Which lines of the records contain "Kбаз"? Collect every one of them.

■ ■ ■ ■ ■

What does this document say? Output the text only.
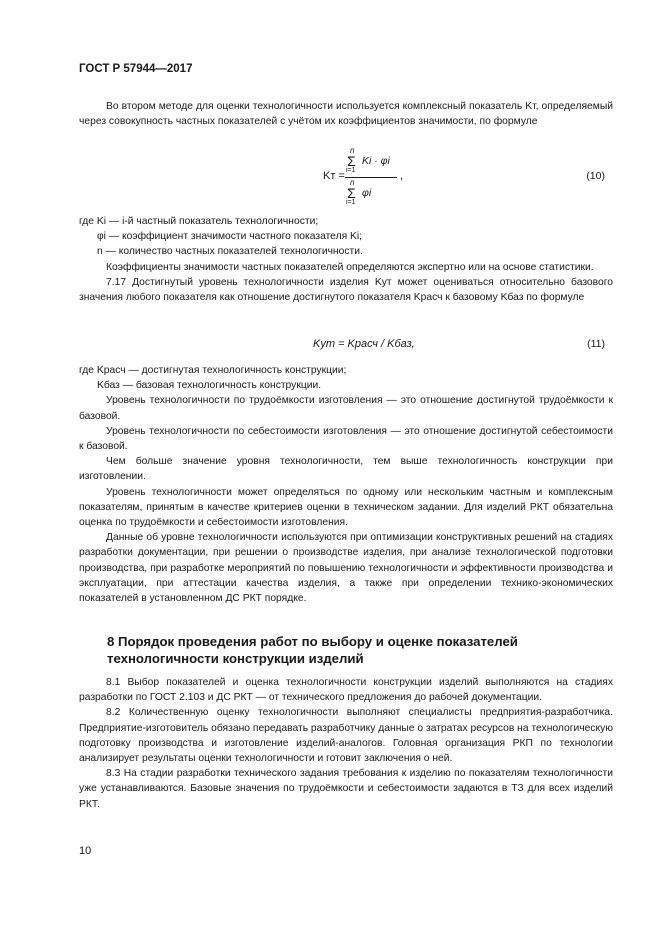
ГОСТ Р 57944—2017

Во втором методе для оценки технологичности используется комплексный показатель Kт, определяемый через совокупность частных показателей с учётом их коэффициентов значимости, по формуле

Kт =
n
Σ Ki · φi
i=1
n
Σ φi
i=1
,	(10)
где Ki — i-й частный показатель технологичности;
φi — коэффициент значимости частного показателя Ki;
n — количество частных показателей технологичности.

Коэффициенты значимости частных показателей определяются экспертно или на основе статистики.

7.17 Достигнутый уровень технологичности изделия Kут может оцениваться относительно базового значения любого показателя как отношение достигнутого показателя Kрасч к базовому Kбаз по формуле

Kут = Kрасч / Kбаз,	(11)
где Kрасч — достигнутая технологичность конструкции;
Kбаз — базовая технологичность конструкции.

Уровень технологичности по трудоёмкости изготовления — это отношение достигнутой трудоёмкости к базовой.

Уровень технологичности по себестоимости изготовления — это отношение достигнутой себестоимости к базовой.

Чем больше значение уровня технологичности, тем выше технологичность конструкции при изготовлении.

Уровень технологичности может определяться по одному или нескольким частным и комплексным показателям, принятым в качестве критериев оценки в техническом задании. Для изделий РКТ обязательна оценка по трудоёмкости и себестоимости изготовления.

Данные об уровне технологичности используются при оптимизации конструктивных решений на стадиях разработки документации, при решении о производстве изделия, при анализе технологической подготовки производства, при разработке мероприятий по повышению технологичности и эффективности производства и эксплуатации, при аттестации качества изделия, а также при определении технико-экономических показателей в установленном ДС РКТ порядке.

8 Порядок проведения работ по выбору и оценке показателей технологичности конструкции изделий

8.1 Выбор показателей и оценка технологичности конструкции изделий выполняются на стадиях разработки по ГОСТ 2.103 и ДС РКТ — от технического предложения до рабочей документации.

8.2 Количественную оценку технологичности выполняют специалисты предприятия-разработчика. Предприятие-изготовитель обязано передавать разработчику данные о затратах ресурсов на технологическую подготовку производства и изготовление изделий-аналогов. Головная организация РКП по технологии анализирует результаты оценки технологичности и готовит заключения о ней.

8.3 На стадии разработки технического задания требования к изделию по показателям технологичности уже устанавливаются. Базовые значения по трудоёмкости и себестоимости задаются в ТЗ для всех изделий РКТ.

10
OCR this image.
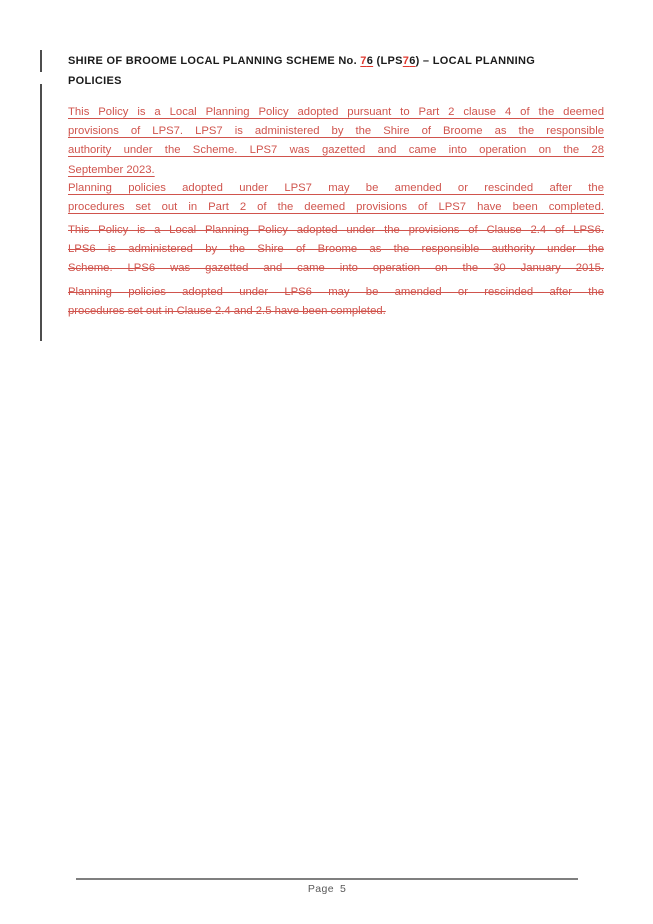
SHIRE OF BROOME LOCAL PLANNING SCHEME No. 76 (LPS76) – LOCAL PLANNING
POLICIES
This Policy is a Local Planning Policy adopted pursuant to Part 2 clause 4 of the deemed
provisions of LPS7. LPS7 is administered by the Shire of Broome as the responsible
authority under the Scheme. LPS7 was gazetted and came into operation on the 28
September 2023.
Planning policies adopted under LPS7 may be amended or rescinded after the
procedures set out in Part 2 of the deemed provisions of LPS7 have been completed.
This Policy is a Local Planning Policy adopted under the provisions of Clause 2.4 of LPS6.
LPS6 is administered by the Shire of Broome as the responsible authority under the
Scheme. LPS6 was gazetted and came into operation on the 30 January 2015.
Planning policies adopted under LPS6 may be amended or rescinded after the
procedures set out in Clause 2.4 and 2.5 have been completed.
Page 5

■ ■ ■ ■ ■

Completed task:
7.17 Достигнутый уровень технологичности изделия Kут может оцениваться относительно базового значения любого показателя как отношение достигнутого показателя Kрасч к базовому Kбаз по формуле
Kут = Kрасч / Kбаз,	(11)
Kбаз — базовая технологичность конструкции.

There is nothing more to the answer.